*** DATA SUPPLIED
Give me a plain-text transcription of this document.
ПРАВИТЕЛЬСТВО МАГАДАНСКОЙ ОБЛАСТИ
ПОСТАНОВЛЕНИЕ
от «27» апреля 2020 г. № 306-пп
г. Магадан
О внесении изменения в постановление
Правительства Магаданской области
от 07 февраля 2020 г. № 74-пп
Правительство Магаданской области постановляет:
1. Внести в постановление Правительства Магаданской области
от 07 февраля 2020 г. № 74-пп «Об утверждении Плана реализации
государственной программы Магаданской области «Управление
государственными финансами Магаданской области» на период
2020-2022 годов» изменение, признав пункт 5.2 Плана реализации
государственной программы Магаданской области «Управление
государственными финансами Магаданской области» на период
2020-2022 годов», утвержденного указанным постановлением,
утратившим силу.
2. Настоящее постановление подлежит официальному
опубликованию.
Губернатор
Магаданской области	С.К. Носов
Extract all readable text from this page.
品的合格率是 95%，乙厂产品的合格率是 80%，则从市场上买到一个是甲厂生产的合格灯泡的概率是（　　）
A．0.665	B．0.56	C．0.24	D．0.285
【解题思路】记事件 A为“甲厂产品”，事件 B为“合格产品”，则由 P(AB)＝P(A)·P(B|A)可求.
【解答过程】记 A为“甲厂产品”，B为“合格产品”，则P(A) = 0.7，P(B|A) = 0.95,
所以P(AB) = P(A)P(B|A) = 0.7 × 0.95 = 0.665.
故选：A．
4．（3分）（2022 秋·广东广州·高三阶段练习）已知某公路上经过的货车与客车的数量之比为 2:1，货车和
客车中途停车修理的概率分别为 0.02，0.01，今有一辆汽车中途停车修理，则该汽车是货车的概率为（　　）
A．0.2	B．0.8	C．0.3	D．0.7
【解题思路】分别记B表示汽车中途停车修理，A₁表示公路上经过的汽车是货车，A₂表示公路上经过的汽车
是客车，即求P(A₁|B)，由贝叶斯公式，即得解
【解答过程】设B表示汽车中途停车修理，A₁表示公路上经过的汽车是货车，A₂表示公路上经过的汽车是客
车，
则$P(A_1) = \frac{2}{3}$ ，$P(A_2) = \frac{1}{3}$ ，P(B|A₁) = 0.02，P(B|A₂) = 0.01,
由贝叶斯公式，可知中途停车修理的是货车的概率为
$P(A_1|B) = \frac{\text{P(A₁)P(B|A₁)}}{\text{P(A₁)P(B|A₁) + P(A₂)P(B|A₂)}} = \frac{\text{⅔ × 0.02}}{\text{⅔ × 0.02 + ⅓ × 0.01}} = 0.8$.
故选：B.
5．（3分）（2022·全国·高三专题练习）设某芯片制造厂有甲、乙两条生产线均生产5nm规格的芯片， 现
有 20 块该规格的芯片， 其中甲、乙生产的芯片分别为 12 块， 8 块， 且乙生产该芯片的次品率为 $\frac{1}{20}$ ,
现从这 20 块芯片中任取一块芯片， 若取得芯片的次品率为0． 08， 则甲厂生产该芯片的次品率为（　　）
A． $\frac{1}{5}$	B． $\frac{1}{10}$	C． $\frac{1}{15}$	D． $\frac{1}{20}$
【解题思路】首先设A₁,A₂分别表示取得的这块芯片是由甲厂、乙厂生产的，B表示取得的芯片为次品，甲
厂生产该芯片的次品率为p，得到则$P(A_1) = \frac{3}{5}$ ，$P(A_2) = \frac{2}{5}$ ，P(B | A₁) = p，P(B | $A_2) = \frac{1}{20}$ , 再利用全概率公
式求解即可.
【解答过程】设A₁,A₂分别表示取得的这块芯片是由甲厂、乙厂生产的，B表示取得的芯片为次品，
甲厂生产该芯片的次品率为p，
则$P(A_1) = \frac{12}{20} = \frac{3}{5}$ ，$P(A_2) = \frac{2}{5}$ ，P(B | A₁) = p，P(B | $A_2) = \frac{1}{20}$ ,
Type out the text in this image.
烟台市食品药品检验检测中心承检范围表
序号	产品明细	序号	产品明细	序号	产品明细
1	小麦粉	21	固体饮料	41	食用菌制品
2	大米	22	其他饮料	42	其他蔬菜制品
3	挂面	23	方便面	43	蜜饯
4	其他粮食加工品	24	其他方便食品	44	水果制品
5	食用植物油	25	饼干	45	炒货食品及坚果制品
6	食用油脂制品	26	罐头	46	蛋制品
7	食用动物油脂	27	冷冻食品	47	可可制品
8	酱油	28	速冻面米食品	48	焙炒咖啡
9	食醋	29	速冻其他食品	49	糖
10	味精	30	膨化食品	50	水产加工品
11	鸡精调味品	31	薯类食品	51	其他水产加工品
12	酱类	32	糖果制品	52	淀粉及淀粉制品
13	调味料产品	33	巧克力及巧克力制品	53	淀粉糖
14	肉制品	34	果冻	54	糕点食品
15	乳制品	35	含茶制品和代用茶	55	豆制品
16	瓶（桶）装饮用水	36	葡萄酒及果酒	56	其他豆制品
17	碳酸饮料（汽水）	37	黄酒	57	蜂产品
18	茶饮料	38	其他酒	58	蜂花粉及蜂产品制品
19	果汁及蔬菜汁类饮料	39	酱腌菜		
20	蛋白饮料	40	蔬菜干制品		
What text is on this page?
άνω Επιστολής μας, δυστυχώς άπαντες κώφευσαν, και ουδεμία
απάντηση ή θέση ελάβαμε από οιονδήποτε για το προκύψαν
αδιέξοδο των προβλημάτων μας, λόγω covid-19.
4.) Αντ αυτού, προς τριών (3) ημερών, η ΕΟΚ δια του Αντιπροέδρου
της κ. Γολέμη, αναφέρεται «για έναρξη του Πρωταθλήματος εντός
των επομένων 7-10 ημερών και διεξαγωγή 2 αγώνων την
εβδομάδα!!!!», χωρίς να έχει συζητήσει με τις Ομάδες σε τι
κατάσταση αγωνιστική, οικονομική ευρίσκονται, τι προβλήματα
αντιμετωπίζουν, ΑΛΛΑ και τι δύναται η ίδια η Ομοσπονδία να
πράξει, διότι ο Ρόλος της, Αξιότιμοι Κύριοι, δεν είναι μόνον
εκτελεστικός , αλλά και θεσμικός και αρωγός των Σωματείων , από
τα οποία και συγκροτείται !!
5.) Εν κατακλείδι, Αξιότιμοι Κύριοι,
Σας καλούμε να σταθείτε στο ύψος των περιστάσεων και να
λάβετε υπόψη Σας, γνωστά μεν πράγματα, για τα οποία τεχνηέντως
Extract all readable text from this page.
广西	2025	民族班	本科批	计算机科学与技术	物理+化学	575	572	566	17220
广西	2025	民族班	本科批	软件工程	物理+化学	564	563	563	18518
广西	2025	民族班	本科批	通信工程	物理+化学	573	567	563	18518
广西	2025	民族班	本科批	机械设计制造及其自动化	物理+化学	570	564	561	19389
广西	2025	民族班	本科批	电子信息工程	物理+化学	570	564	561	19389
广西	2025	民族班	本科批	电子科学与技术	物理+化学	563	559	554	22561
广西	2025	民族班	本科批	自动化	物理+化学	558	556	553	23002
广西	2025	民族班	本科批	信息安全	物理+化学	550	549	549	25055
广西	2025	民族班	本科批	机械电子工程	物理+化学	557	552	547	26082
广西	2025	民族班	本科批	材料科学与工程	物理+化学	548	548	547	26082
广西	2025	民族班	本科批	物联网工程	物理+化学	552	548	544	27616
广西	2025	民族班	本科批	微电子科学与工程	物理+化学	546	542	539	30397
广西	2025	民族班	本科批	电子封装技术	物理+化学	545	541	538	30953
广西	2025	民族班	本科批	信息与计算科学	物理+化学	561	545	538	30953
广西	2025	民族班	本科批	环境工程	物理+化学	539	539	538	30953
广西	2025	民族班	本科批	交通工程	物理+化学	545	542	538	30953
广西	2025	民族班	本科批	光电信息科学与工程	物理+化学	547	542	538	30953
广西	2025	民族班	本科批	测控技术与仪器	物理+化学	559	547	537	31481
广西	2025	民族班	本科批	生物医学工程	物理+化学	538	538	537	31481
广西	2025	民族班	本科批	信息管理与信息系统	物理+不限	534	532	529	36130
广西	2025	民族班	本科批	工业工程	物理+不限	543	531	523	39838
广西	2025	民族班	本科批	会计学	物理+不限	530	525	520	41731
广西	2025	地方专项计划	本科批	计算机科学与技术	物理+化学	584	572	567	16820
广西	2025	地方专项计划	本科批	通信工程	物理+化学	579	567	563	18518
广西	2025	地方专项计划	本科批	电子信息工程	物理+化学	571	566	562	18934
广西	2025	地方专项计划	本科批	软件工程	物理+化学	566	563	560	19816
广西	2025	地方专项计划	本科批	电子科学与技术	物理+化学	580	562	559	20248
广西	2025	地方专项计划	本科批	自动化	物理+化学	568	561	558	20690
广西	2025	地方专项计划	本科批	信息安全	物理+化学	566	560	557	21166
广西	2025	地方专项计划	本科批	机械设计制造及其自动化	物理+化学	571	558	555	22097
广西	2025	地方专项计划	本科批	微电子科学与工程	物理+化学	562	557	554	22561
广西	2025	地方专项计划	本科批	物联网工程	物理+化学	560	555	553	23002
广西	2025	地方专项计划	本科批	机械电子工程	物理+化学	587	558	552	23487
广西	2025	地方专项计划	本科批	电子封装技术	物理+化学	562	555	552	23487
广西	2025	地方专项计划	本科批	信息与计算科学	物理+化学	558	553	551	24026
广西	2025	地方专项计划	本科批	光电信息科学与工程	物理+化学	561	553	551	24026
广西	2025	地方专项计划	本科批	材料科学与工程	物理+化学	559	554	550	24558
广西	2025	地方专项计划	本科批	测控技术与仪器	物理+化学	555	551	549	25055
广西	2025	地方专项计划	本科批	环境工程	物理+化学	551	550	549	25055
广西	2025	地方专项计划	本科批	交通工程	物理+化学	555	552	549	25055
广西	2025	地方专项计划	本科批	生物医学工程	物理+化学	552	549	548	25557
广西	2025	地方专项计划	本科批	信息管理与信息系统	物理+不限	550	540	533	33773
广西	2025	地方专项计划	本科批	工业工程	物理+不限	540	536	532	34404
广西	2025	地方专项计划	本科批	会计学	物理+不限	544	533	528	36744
******
**WRITTEN TASK:**
In the records above, find each line with the word "电子科学与技术" and copy it.

**EXERCISE RESULT:**
广西	2025	民族班	本科批	电子科学与技术	物理+化学	563	559	554	22561
广西	2025	地方专项计划	本科批	电子科学与技术	物理+化学	580	562	559	20248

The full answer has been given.